- **PROMPT**
In the essay on white allyship, from the words "2. A faculty" through "their opinions respectfully.", echo that stretch without any change.

I think a lot about being an activist and an ally in communities I don’t really identify with except as an activist and an ally. The lion’s share of that thinking has been about contingent labor activism, but especially over the last week or two (yes, I’m late in getting to it, and one purpose of this post is to issue a mea culpa) I’ve found myself extraordinarily frustrated as I try to work against white power and privilege. Short version, as a white person committed to fighting against oppression and violence, the way white people (no, not all, but FFS close enough) are reacting when black people take to the streets is almost always frustrating, sometimes infuriating, sometimes stunning.
The simplest way to get at what I want to say about all this (for now) is to tell a story of the last several days by juxtaposing four texts: one vile; one almost entirely useless response; one that’s important but can’t stand alone as a safety valve for its endorsers; and the other exactly right–right, that is, in terms of how I want white allies/activists/sympathizers to be thinking about our roles/places in what I hope is a renewed movement to end white power/privilege.
1.The vile one.
This is a screenshot of a social network called Yik Yak. I’ve never been on it, but after a protest event last Friday on campus, this (among several others) thread appeared. There were others that were worse. Nasty, profane, hateful (if not legally defined as “hate speech,” still expressing something really sick) stuff. I don’t want to give any of the rest of it any more attention than it’s already gotten.
2. A faculty member sent several of these examples to our university upper administration, and our president responded with this email to all users:
West Chester University has a longstanding commitment to civility and our Values Statement which promotes the respect, dignity, and inclusion of all campus community members. Unfortunately, in response to recent student demonstrations some individuals have used social media to promote hate. We reject such conduct. Each of us should engage in conversations that advance knowledge and bring attention to the challenges we face. After all, it is a fundamental mission of the academy to promote the exchange of ideas through civil dialogue. Threatening and intolerant language has no place in this exchange. Thus, I encourage everyone to express their opinions respectfully.
The response isn’t wrong, in the sense of inaccurate. It’s just empty. “Don’t hate hatefully. Hate nicely.” Well, thanks for that. To be fair, the grapevine has it that our administration is considering further action, and I’m hoping that something substantive happens next. If it does, I’ll gladly update.
3. In response to the president’s message, a group of faculty activists have signed onto a letter that thanks him for his commitment to diversity and equity, but respectfully requests that he do more than simply issue an exhortation to be respectful. I wrote in an email to some of those faculty that we need to remind him, “Hate is not an opinion.” The letter, which I’m not sharing here because it isn’t mine to share, is important. Our upper leadership must know that we need them to lead during this very difficult time. We need to voice our dissatisfaction. But…
4. Based on a conversation I had with a colleague on Monday afternoon and a fantastic blog post another colleague/comrade pushed out Tuesday morning on Facebook, I’ve gotten a lot clearer on why the letter to the president is of limited value, and could undercut more important work if we don’t make sure to push onwards from it.

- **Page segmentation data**
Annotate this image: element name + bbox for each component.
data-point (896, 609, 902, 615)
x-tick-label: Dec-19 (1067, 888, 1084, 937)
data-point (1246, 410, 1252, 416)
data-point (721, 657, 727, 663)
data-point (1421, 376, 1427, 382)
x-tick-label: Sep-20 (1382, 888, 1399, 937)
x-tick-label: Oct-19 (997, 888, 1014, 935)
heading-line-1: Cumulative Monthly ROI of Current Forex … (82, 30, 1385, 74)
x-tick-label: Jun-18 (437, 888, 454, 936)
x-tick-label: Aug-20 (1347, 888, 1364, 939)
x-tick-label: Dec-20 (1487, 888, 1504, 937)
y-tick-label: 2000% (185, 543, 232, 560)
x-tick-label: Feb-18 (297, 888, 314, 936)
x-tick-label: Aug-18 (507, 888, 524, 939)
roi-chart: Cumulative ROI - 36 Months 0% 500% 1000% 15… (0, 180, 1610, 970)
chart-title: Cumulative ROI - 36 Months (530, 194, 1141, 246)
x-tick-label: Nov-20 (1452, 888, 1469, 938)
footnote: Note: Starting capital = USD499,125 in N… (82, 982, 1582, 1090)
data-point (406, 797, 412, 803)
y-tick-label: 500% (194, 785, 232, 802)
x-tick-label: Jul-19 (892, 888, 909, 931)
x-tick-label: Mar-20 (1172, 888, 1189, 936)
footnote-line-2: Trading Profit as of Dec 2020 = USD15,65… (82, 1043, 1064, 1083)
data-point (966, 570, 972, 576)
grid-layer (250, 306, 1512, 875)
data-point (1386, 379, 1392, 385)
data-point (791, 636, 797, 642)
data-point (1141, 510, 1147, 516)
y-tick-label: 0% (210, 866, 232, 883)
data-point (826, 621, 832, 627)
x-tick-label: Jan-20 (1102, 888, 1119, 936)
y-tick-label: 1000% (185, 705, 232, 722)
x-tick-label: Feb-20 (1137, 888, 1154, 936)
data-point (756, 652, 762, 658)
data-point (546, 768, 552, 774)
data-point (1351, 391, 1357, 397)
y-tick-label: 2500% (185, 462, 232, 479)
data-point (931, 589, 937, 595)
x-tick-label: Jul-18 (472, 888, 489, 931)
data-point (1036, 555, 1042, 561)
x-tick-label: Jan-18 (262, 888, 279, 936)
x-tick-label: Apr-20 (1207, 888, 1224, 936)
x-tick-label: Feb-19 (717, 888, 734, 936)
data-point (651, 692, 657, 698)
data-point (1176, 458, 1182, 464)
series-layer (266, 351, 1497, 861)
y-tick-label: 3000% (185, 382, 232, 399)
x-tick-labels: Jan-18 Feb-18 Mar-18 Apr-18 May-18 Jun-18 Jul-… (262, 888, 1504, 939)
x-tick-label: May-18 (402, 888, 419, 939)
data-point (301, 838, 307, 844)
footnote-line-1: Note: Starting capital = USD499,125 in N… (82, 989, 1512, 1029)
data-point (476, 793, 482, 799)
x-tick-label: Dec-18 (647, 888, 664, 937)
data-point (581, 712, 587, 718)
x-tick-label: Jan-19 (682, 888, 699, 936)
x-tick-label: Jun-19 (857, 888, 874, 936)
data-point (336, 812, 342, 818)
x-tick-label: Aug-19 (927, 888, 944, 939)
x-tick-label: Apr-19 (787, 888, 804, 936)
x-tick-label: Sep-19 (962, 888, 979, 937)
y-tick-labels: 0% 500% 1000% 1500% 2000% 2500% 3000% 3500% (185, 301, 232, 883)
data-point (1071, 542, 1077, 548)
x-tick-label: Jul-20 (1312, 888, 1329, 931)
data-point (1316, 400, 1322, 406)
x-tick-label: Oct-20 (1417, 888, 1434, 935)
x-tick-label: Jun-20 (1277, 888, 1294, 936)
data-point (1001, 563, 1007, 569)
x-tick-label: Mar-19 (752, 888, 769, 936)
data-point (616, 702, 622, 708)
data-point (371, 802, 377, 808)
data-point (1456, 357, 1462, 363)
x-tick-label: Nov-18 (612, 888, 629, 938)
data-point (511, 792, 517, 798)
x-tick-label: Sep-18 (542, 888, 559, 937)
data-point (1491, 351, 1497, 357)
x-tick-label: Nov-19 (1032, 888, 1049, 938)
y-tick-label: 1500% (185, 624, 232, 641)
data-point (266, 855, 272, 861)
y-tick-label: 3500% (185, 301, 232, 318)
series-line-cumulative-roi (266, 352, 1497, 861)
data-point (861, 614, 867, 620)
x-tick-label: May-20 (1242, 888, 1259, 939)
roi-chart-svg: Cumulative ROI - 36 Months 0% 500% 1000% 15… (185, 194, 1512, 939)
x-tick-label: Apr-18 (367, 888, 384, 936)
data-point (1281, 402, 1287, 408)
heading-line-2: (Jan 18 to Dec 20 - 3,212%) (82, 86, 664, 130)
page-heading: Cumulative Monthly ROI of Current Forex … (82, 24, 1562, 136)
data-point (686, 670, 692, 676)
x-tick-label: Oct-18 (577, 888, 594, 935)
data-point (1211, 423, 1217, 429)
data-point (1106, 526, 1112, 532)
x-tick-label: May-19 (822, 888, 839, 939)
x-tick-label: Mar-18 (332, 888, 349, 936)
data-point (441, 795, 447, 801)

- **RESPONSE TO THIS TASK**
2. A faculty member sent several of these examples to our university upper administration, and our president responded with this email to all users:
West Chester University has a longstanding commitment to civility and our Values Statement which promotes the respect, dignity, and inclusion of all campus community members. Unfortunately, in response to recent student demonstrations some individuals have used social media to promote hate. We reject such conduct. Each of us should engage in conversations that advance knowledge and bring attention to the challenges we face. After all, it is a fundamental mission of the academy to promote the exchange of ideas through civil dialogue. Threatening and intolerant language has no place in this exchange. Thus, I encourage everyone to express their opinions respectfully.